» What you will do
Give every entry again, word for word and in full.
··· Provided records ···
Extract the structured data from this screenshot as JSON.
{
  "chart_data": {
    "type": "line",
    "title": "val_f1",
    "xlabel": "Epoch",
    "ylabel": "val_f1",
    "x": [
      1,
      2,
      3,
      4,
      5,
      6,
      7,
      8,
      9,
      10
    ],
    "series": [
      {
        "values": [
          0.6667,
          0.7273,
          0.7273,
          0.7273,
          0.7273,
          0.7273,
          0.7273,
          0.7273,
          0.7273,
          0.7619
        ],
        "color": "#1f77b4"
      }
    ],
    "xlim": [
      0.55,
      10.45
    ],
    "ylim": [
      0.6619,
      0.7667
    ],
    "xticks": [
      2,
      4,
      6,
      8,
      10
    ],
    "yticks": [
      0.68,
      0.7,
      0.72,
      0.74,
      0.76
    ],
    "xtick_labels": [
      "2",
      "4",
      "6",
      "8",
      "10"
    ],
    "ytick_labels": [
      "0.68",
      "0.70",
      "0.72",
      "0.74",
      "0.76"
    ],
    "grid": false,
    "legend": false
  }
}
···
» Problem solution
Extract the structured data from this screenshot as JSON.
{
  "chart_data": {
    "type": "line",
    "title": "val_f1",
    "xlabel": "Epoch",
    "ylabel": "val_f1",
    "x": [
      1,
      2,
      3,
      4,
      5,
      6,
      7,
      8,
      9,
      10
    ],
    "series": [
      {
        "values": [
          0.6667,
          0.7273,
          0.7273,
          0.7273,
          0.7273,
          0.7273,
          0.7273,
          0.7273,
          0.7273,
          0.7619
        ],
        "color": "#1f77b4"
      }
    ],
    "xlim": [
      0.55,
      10.45
    ],
    "ylim": [
      0.6619,
      0.7667
    ],
    "xticks": [
      2,
      4,
      6,
      8,
      10
    ],
    "yticks": [
      0.68,
      0.7,
      0.72,
      0.74,
      0.76
    ],
    "xtick_labels": [
      "2",
      "4",
      "6",
      "8",
      "10"
    ],
    "ytick_labels": [
      "0.68",
      "0.70",
      "0.72",
      "0.74",
      "0.76"
    ],
    "grid": false,
    "legend": false
  }
}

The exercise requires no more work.